Job: Output all of the data below exactly as given.

--------------------------------

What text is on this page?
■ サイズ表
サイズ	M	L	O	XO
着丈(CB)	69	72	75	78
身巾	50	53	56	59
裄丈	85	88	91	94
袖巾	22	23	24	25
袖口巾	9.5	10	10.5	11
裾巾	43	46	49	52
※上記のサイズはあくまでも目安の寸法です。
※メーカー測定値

--------------------------------

Result of this exercise:
What text is on this page?
■ サイズ表
サイズ	M	L	O	XO
着丈(CB)	69	72	75	78
身巾	50	53	56	59
裄丈	85	88	91	94
袖巾	22	23	24	25
袖口巾	9.5	10	10.5	11
裾巾	43	46	49	52
※上記のサイズはあくまでも目安の寸法です。
※メーカー測定値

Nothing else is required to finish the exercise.